---- DATA FOR THIS EXERCISE

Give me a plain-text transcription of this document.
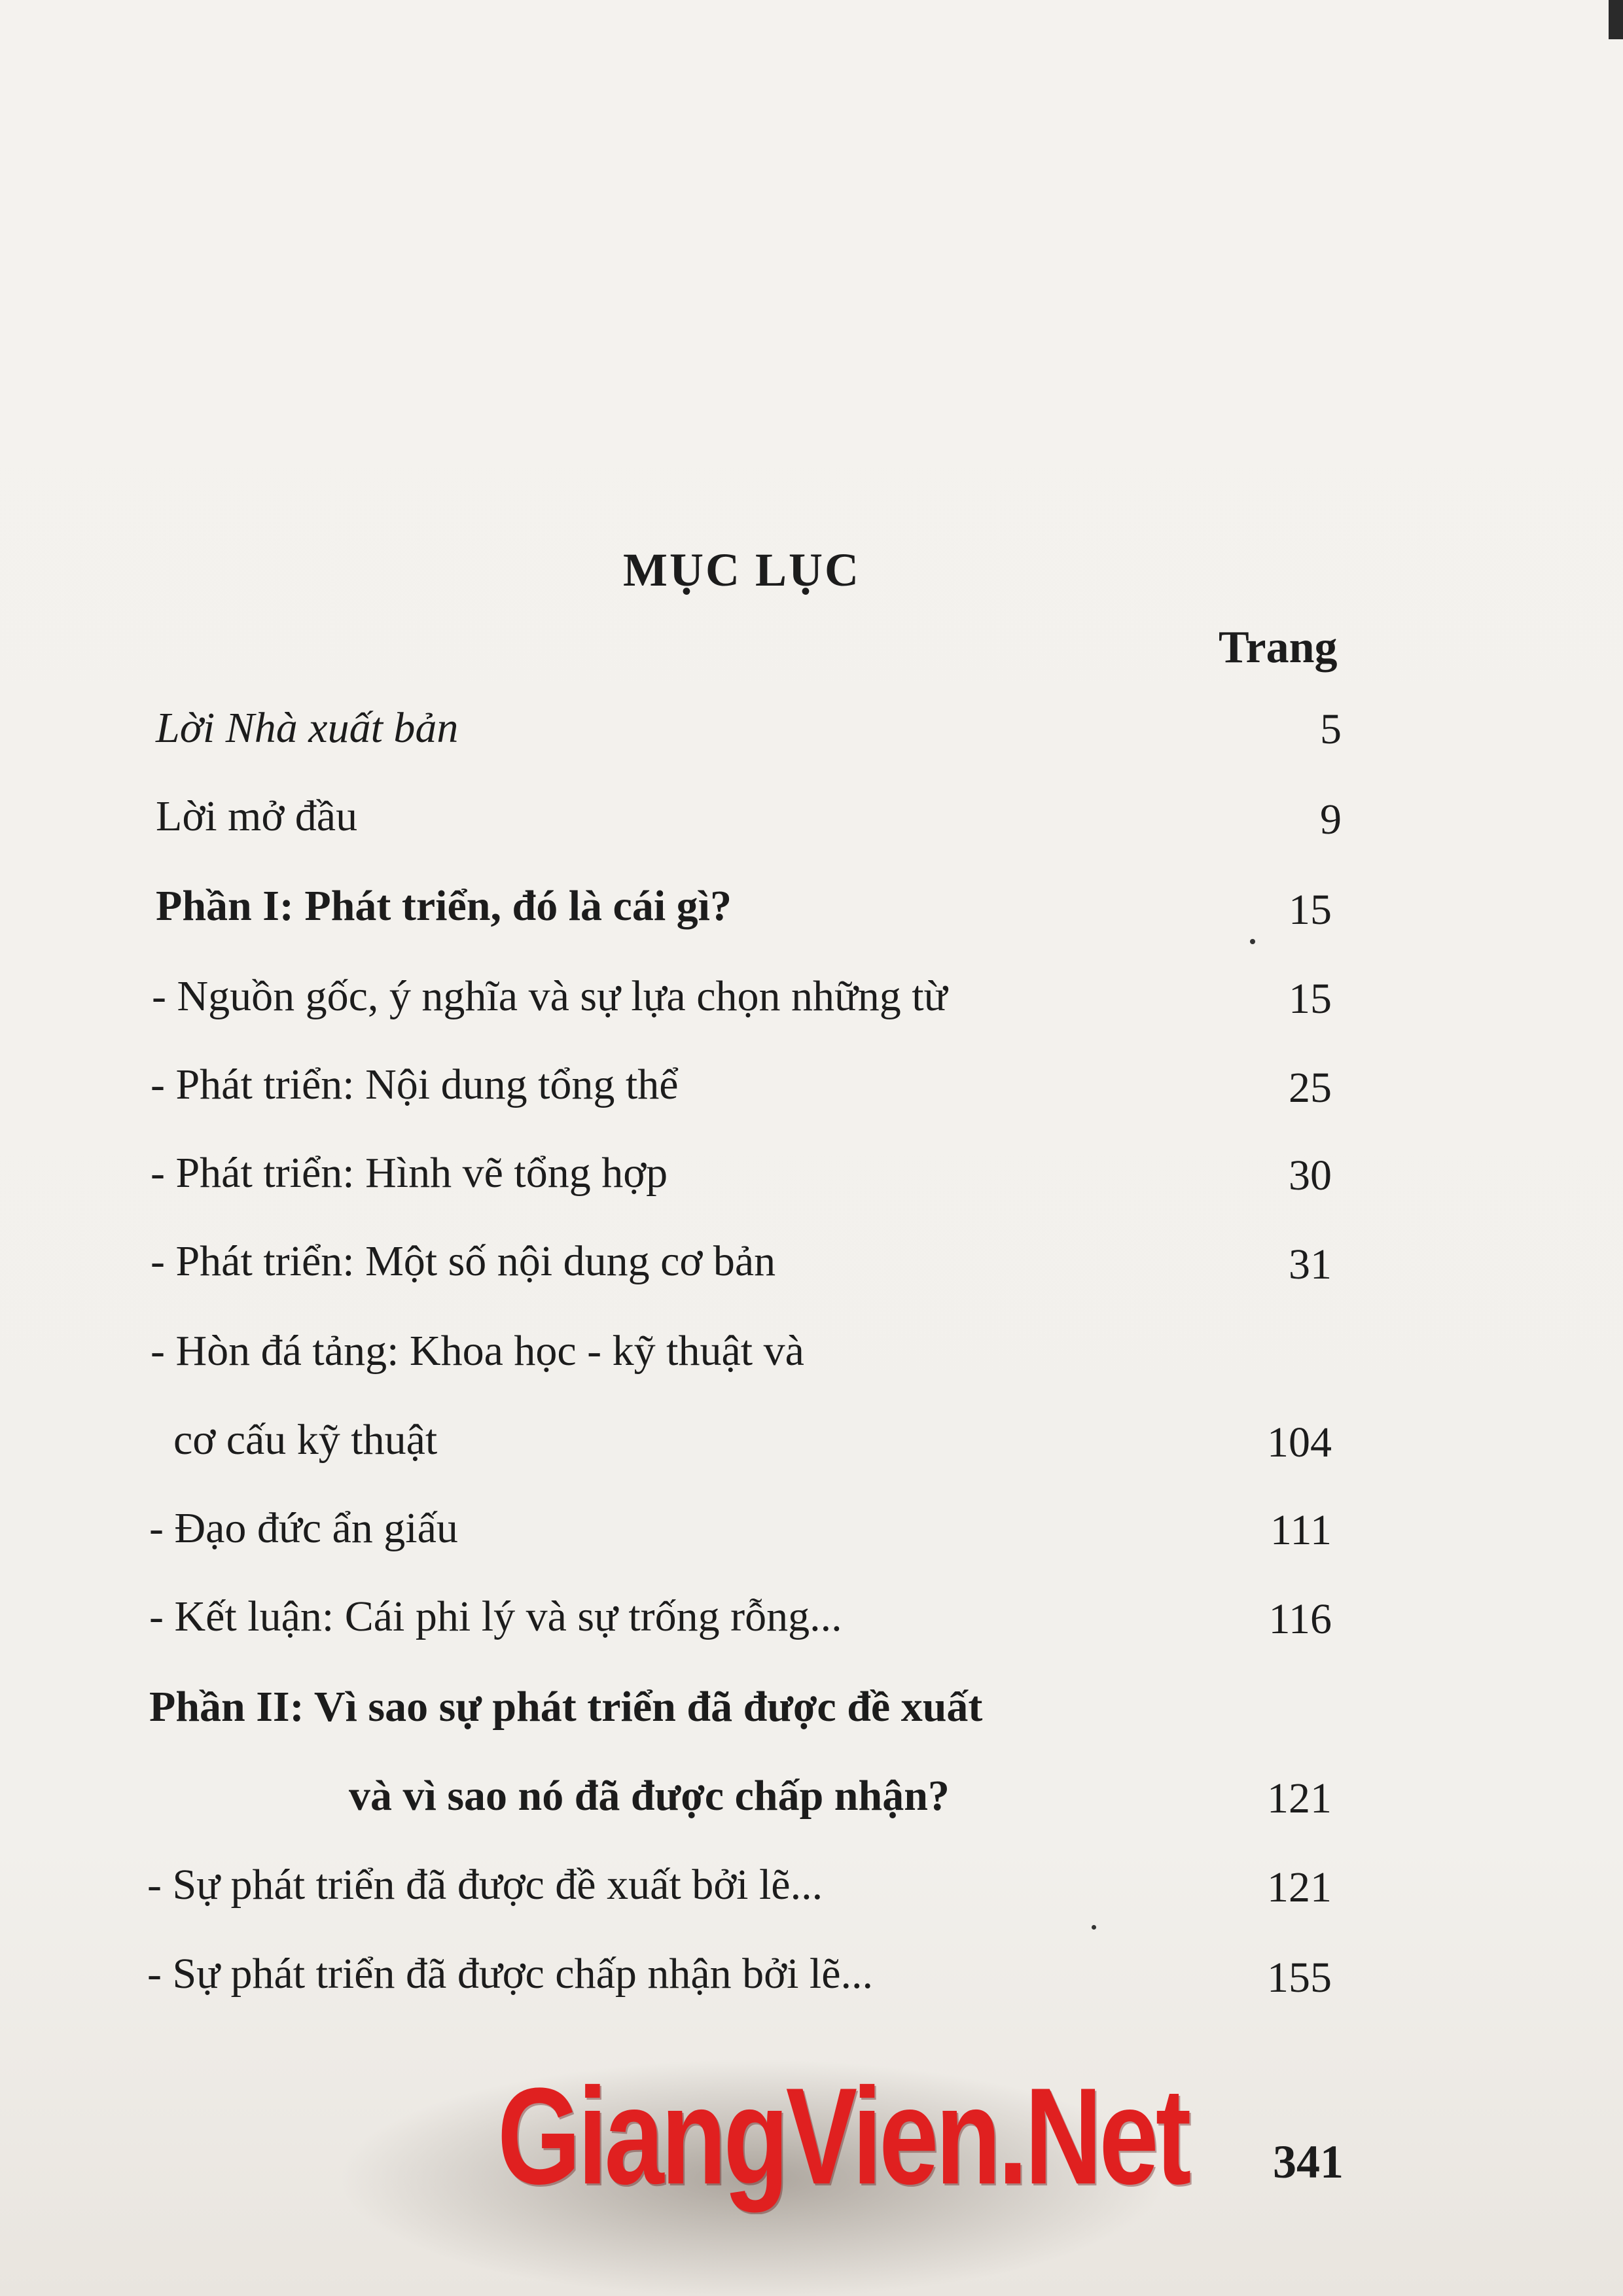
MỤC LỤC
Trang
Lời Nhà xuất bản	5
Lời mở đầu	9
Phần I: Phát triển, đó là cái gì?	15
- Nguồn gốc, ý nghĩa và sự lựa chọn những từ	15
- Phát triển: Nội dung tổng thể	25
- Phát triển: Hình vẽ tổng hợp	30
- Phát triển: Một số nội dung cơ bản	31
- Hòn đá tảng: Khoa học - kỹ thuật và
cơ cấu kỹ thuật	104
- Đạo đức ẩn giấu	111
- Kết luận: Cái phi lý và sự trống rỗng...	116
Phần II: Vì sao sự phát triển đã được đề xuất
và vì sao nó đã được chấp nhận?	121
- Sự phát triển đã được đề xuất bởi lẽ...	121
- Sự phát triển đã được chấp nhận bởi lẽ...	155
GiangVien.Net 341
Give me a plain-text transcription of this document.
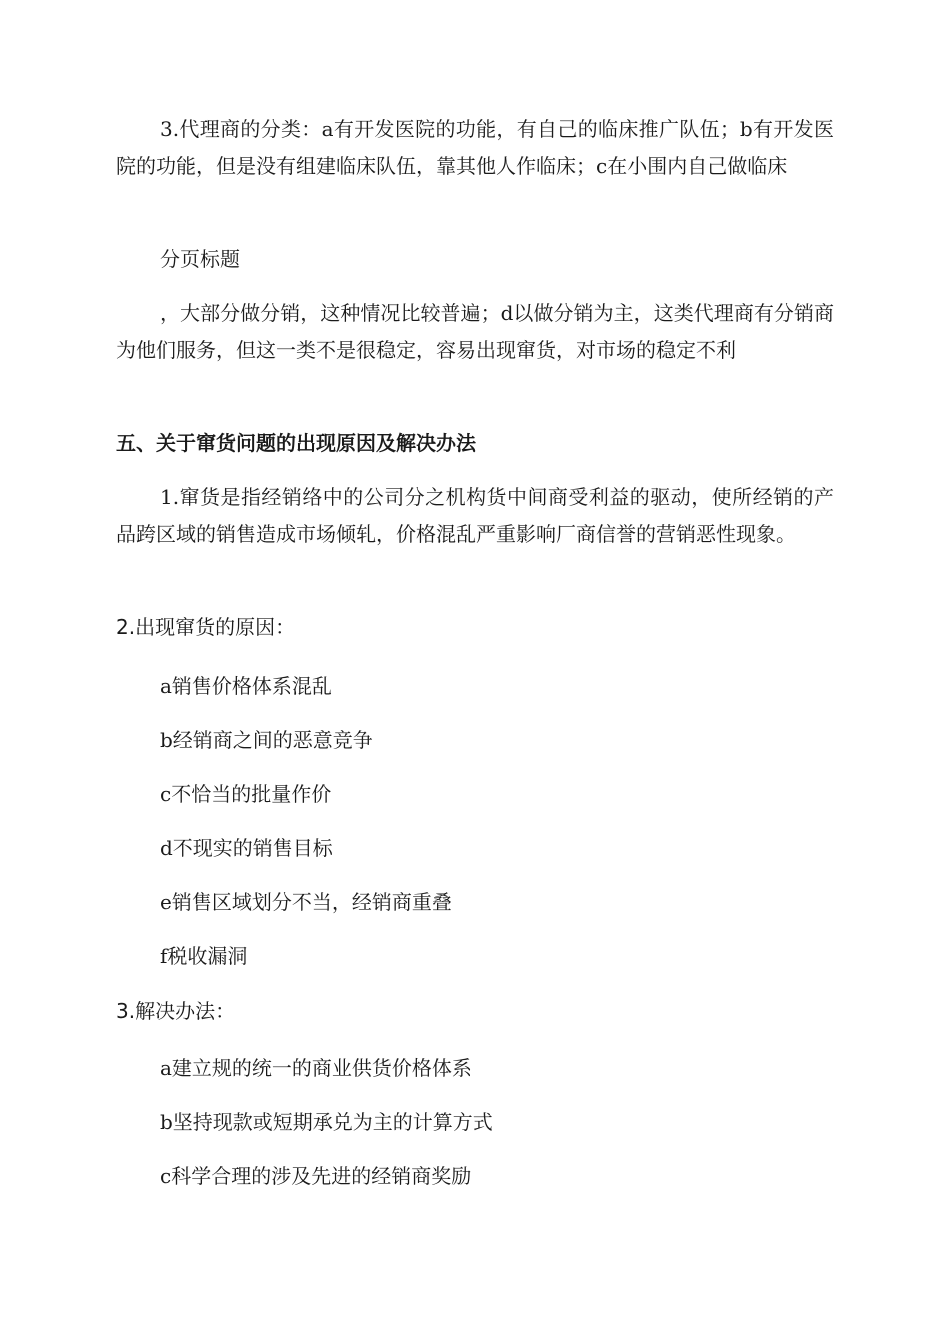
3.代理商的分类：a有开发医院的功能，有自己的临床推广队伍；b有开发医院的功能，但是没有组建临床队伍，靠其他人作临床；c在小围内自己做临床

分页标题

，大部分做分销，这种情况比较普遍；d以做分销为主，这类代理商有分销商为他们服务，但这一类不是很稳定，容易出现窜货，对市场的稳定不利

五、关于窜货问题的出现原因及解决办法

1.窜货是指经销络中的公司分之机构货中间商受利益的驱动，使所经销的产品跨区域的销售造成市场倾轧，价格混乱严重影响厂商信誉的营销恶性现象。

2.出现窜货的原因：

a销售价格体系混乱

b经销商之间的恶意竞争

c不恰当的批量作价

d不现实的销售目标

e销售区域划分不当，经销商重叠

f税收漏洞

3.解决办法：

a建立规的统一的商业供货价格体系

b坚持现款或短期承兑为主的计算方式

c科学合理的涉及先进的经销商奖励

--------

(WORK TO COMPLETE)
Quote the material exactly. Pictures stay out.

(SOLUTION FOR THIS EXERCISE)
Give me a plain-text transcription of this document.
MỤC LỤC
Trang
Lời Nhà xuất bản	5
Lời mở đầu	9
Phần I: Phát triển, đó là cái gì?	15
- Nguồn gốc, ý nghĩa và sự lựa chọn những từ	15
- Phát triển: Nội dung tổng thể	25
- Phát triển: Hình vẽ tổng hợp	30
- Phát triển: Một số nội dung cơ bản	31
- Hòn đá tảng: Khoa học - kỹ thuật và
cơ cấu kỹ thuật	104
- Đạo đức ẩn giấu	111
- Kết luận: Cái phi lý và sự trống rỗng...	116
Phần II: Vì sao sự phát triển đã được đề xuất
và vì sao nó đã được chấp nhận?	121
- Sự phát triển đã được đề xuất bởi lẽ...	121
- Sự phát triển đã được chấp nhận bởi lẽ...	155
GiangVien.Net 341
Give me a plain-text transcription of this document.
3.代理商的分类：a有开发医院的功能，有自己的临床推广队伍；b有开发医院的功能，但是没有组建临床队伍，靠其他人作临床；c在小围内自己做临床

分页标题

，大部分做分销，这种情况比较普遍；d以做分销为主，这类代理商有分销商为他们服务，但这一类不是很稳定，容易出现窜货，对市场的稳定不利

五、关于窜货问题的出现原因及解决办法

1.窜货是指经销络中的公司分之机构货中间商受利益的驱动，使所经销的产品跨区域的销售造成市场倾轧，价格混乱严重影响厂商信誉的营销恶性现象。

2.出现窜货的原因：

a销售价格体系混乱

b经销商之间的恶意竞争

c不恰当的批量作价

d不现实的销售目标

e销售区域划分不当，经销商重叠

f税收漏洞

3.解决办法：

a建立规的统一的商业供货价格体系

b坚持现款或短期承兑为主的计算方式

c科学合理的涉及先进的经销商奖励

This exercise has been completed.